▶

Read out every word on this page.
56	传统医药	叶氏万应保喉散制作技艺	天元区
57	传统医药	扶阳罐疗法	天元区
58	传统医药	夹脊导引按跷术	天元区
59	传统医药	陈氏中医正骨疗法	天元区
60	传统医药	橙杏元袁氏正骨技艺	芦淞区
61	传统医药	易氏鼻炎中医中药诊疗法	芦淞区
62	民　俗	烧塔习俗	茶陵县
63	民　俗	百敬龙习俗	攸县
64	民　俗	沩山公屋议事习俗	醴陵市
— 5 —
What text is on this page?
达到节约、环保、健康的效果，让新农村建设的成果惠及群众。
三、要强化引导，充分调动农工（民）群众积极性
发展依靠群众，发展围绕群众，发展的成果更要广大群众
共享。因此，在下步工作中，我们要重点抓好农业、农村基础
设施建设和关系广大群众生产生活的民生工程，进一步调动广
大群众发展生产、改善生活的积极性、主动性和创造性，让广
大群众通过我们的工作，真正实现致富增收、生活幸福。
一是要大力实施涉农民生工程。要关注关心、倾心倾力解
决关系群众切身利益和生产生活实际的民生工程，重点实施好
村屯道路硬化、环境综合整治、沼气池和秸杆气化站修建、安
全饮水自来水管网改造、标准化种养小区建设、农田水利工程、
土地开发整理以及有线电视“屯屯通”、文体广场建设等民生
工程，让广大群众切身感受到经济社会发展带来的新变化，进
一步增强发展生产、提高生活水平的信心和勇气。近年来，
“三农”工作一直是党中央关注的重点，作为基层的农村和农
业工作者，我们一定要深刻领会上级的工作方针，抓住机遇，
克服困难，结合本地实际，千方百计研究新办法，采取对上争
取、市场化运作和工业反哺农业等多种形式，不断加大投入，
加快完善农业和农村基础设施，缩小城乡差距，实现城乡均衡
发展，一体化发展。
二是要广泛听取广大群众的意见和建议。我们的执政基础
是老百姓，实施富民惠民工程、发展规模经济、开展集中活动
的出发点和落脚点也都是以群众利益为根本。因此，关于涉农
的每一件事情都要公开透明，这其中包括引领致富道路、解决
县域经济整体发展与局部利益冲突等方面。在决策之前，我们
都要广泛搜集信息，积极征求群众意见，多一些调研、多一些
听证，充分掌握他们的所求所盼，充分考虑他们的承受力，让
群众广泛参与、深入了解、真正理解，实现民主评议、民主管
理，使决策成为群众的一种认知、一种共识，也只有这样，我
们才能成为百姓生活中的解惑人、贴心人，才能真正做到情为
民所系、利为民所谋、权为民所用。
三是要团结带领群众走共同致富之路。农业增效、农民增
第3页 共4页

◀

Work to be completed:
Extract each line from the listing that holds the word "传统医药".

Solution to this problem:
56	传统医药	叶氏万应保喉散制作技艺	天元区
57	传统医药	扶阳罐疗法	天元区
58	传统医药	夹脊导引按跷术	天元区
59	传统医药	陈氏中医正骨疗法	天元区
60	传统医药	橙杏元袁氏正骨技艺	芦淞区
61	传统医药	易氏鼻炎中医中药诊疗法	芦淞区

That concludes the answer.